- Job -
In the listing below, identify each line with the word "JSON" and return those lines.

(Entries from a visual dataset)
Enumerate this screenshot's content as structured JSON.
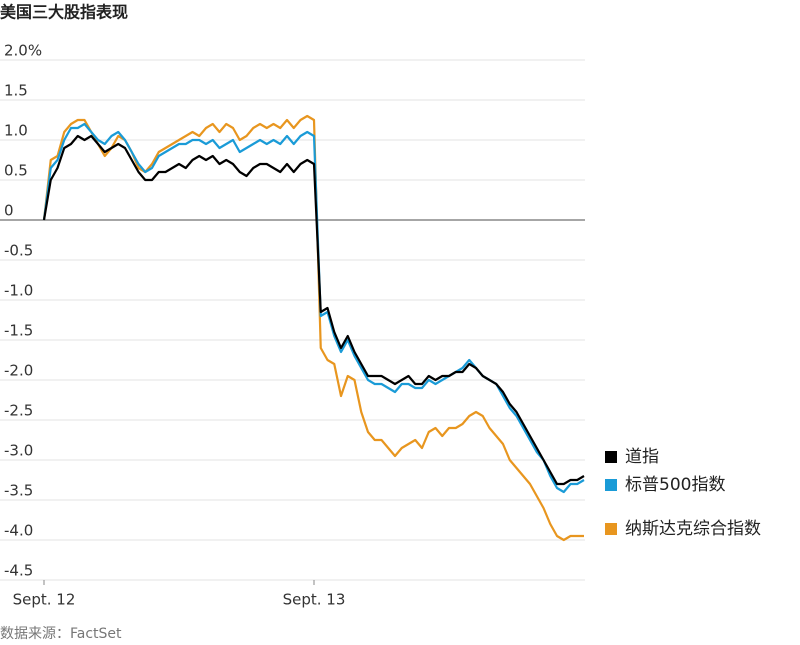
{
  "chart_data": {
    "type": "line",
    "title": "美国三大股指表现",
    "source": "数据来源：FactSet",
    "categories": [
      "Sept. 12",
      null,
      null,
      null,
      null,
      null,
      null,
      null,
      null,
      null,
      null,
      null,
      null,
      null,
      null,
      null,
      null,
      null,
      null,
      null,
      null,
      null,
      null,
      null,
      null,
      null,
      null,
      null,
      null,
      null,
      null,
      null,
      null,
      null,
      null,
      null,
      null,
      null,
      null,
      null,
      "Sept. 13",
      null,
      null,
      null,
      null,
      null,
      null,
      null,
      null,
      null,
      null,
      null,
      null,
      null,
      null,
      null,
      null,
      null,
      null,
      null,
      null,
      null,
      null,
      null,
      null,
      null,
      null,
      null,
      null,
      null,
      null,
      null,
      null,
      null,
      null,
      null,
      null,
      null,
      null,
      null,
      null
    ],
    "ylim": [
      -4.5,
      2.0
    ],
    "yticks": [
      {
        "value": 2.0,
        "label": "2.0%"
      },
      1.5,
      {
        "value": 1.0,
        "label": "1.0"
      },
      0.5,
      0,
      -0.5,
      {
        "value": -1.0,
        "label": "-1.0"
      },
      -1.5,
      {
        "value": -2.0,
        "label": "-2.0"
      },
      -2.5,
      {
        "value": -3.0,
        "label": "-3.0"
      },
      -3.5,
      {
        "value": -4.0,
        "label": "-4.0"
      },
      -4.5
    ],
    "grid": true,
    "legend": "right",
    "series": [
      {
        "name": "纳斯达克综合指数",
        "color": "#e8961f",
        "values": [
          0,
          0.75,
          0.8,
          1.1,
          1.2,
          1.25,
          1.25,
          1.1,
          0.95,
          0.8,
          0.9,
          1.05,
          1.0,
          0.85,
          0.65,
          0.6,
          0.7,
          0.85,
          0.9,
          0.95,
          1.0,
          1.05,
          1.1,
          1.05,
          1.15,
          1.2,
          1.1,
          1.2,
          1.15,
          1.0,
          1.05,
          1.15,
          1.2,
          1.15,
          1.2,
          1.15,
          1.25,
          1.15,
          1.25,
          1.3,
          1.25,
          -1.6,
          -1.75,
          -1.8,
          -2.2,
          -1.95,
          -2.0,
          -2.4,
          -2.65,
          -2.75,
          -2.75,
          -2.85,
          -2.95,
          -2.85,
          -2.8,
          -2.75,
          -2.85,
          -2.65,
          -2.6,
          -2.7,
          -2.6,
          -2.6,
          -2.55,
          -2.45,
          -2.4,
          -2.45,
          -2.6,
          -2.7,
          -2.8,
          -3.0,
          -3.1,
          -3.2,
          -3.3,
          -3.45,
          -3.6,
          -3.8,
          -3.95,
          -4.0,
          -3.95,
          -3.95,
          -3.95
        ]
      },
      {
        "name": "标普500指数",
        "color": "#1a9bd7",
        "values": [
          0,
          0.65,
          0.75,
          1.0,
          1.15,
          1.15,
          1.2,
          1.1,
          1.0,
          0.95,
          1.05,
          1.1,
          1.0,
          0.85,
          0.7,
          0.6,
          0.65,
          0.8,
          0.85,
          0.9,
          0.95,
          0.95,
          1.0,
          1.0,
          0.95,
          1.0,
          0.9,
          0.95,
          1.0,
          0.85,
          0.9,
          0.95,
          1.0,
          0.95,
          1.0,
          0.95,
          1.05,
          0.95,
          1.05,
          1.1,
          1.05,
          -1.2,
          -1.15,
          -1.45,
          -1.65,
          -1.5,
          -1.7,
          -1.85,
          -2.0,
          -2.05,
          -2.05,
          -2.1,
          -2.15,
          -2.05,
          -2.05,
          -2.1,
          -2.1,
          -2.0,
          -2.05,
          -2.0,
          -1.95,
          -1.9,
          -1.85,
          -1.75,
          -1.85,
          -1.95,
          -2.0,
          -2.05,
          -2.2,
          -2.35,
          -2.45,
          -2.6,
          -2.75,
          -2.9,
          -3.0,
          -3.2,
          -3.35,
          -3.4,
          -3.3,
          -3.3,
          -3.25
        ]
      },
      {
        "name": "道指",
        "color": "#000000",
        "values": [
          0,
          0.5,
          0.65,
          0.9,
          0.95,
          1.05,
          1.0,
          1.05,
          0.95,
          0.85,
          0.9,
          0.95,
          0.9,
          0.75,
          0.6,
          0.5,
          0.5,
          0.6,
          0.6,
          0.65,
          0.7,
          0.65,
          0.75,
          0.8,
          0.75,
          0.8,
          0.7,
          0.75,
          0.7,
          0.6,
          0.55,
          0.65,
          0.7,
          0.7,
          0.65,
          0.6,
          0.7,
          0.6,
          0.7,
          0.75,
          0.7,
          -1.15,
          -1.1,
          -1.4,
          -1.6,
          -1.45,
          -1.65,
          -1.8,
          -1.95,
          -1.95,
          -1.95,
          -2.0,
          -2.05,
          -2.0,
          -1.95,
          -2.05,
          -2.05,
          -1.95,
          -2.0,
          -1.95,
          -1.95,
          -1.9,
          -1.9,
          -1.8,
          -1.85,
          -1.95,
          -2.0,
          -2.05,
          -2.15,
          -2.3,
          -2.4,
          -2.55,
          -2.7,
          -2.85,
          -3.0,
          -3.15,
          -3.3,
          -3.3,
          -3.25,
          -3.25,
          -3.2
        ]
      }
    ]
  }
}
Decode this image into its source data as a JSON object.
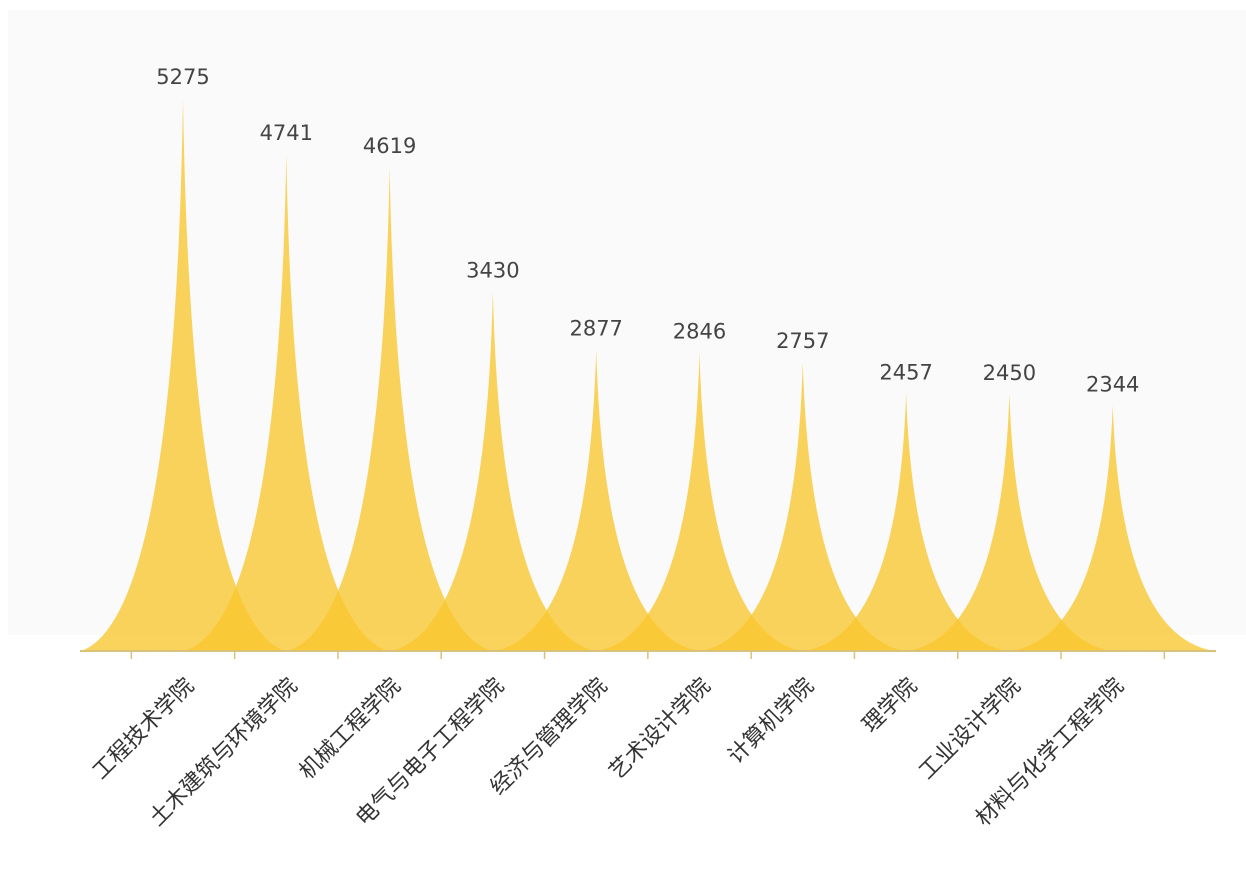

- Full solution -
Enumerate this screenshot's content as structured JSON.
Decode this image into its source data as a JSON object.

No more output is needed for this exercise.